Extrait choisi —
※

Sur la recherche, nous nous sommes donné l'objectif d'augmenter fortement le pourcentage du PIB qui y est consacré, pour atteindre 3 %. Il faut tenir le rythme. Le projet de budget pour 2007-2013 permettait de faire un premier pas en prévoyant 33 % de plus pour la recherche et l'innovation. Ce projet, je tiens à le faire remarquer, était donc un budget de modernisation, répondant aux besoins de l'Union élargie et c'est pourquoi nous l'avions accepté.
Il faut développer tout à la fois les budgets nationaux et, en complément, le budget européen pour la Recherche et le Développement. Il faut les deux.
La question reste aujourd'hui entière. L'Union a besoin d'un budget pour les années qui viennent et il est souhaitable qu'un accord soit conclu le plus rapidement possible sur la base de la proposition luxembourgeoise, pour un budget auquel chacun devra contribuer équitablement.
Sur le budget comme sur la stratégie de Lisbonne nous devons maintenir une concertation étroite entre Paris et Madrid. Le gouvernement français a récemment lancé la mise en uvre du Pacte européen pour la jeunesse, ainsi que la création d'une Agence de l'innovation industrielle, et a lancé un plan de développement de pôles de compétitivité, dont certains ont vocation européenne. Des synergies importantes pourraient être mises à profit avec les mesures élaborées par le gouvernement espagnol, comme le plan "Ingenio 2010".
Autre préoccupation quotidienne de nos concitoyens : la sécurité. Répondons-y également par des projets concrets. Qu'il s'agisse de sécurité aérienne ou maritime, de la protection des consommateurs, de l'environnement, de la sécurité civile ou de la lutte contre l'immigration clandestine, la grande criminalité ou le terrorisme, l'Europe nous offre un cadre d'action efficace.
Les attentats de Madrid ont tragiquement démontré l'urgence d'un renforcement de la coopération européenne dans la lutte contre le terrorisme. Notre coopération policière et judiciaire bilatérale exceptionnelle préfigure d'ailleurs parfois les avancées dans le cadre du G5 et au niveau de l'Union, qu'il s'agisse de casiers judiciaires communs, du mandat d'arrêt européen, ou d'équipes communes d'enquête. Je suis convaincue que nous devons combiner les différents niveaux de réponse pour être efficaces, à 2, à 5, à 25 ou autre. Nous serons d'autant plus efficaces que nous saurons additionner les niveaux de réponse.
2) L'Europe devra savoir aussi relever les défis de la mondialisation
Les citoyens ont de fortes interrogations et de fortes attentes à propos de la mondialisation, comme l'a montré la campagne référendaire en France, et c'est vrai, je pense, au-delà de la France.

※

Consigne — Recopiez le passage de l'extrait qui commence par les mots « Autre préoccupation quotidienne » et se termine par « cadre d'action efficace. », en remplaçant « concitoyens » par « compatriotes ». Les données qui suivent n'ont aucun lien avec l'extrait.

Extrait de données —
※

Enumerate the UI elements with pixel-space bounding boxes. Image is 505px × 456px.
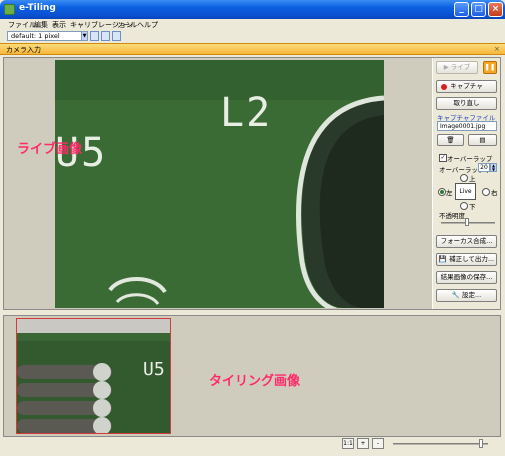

※

Exercice terminé —
Autre préoccupation quotidienne de nos compatriotes : la sécurité. Répondons-y également par des projets concrets. Qu'il s'agisse de sécurité aérienne ou maritime, de la protection des consommateurs, de l'environnement, de la sécurité civile ou de la lutte contre l'immigration clandestine, la grande criminalité ou le terrorisme, l'Europe nous offre un cadre d'action efficace.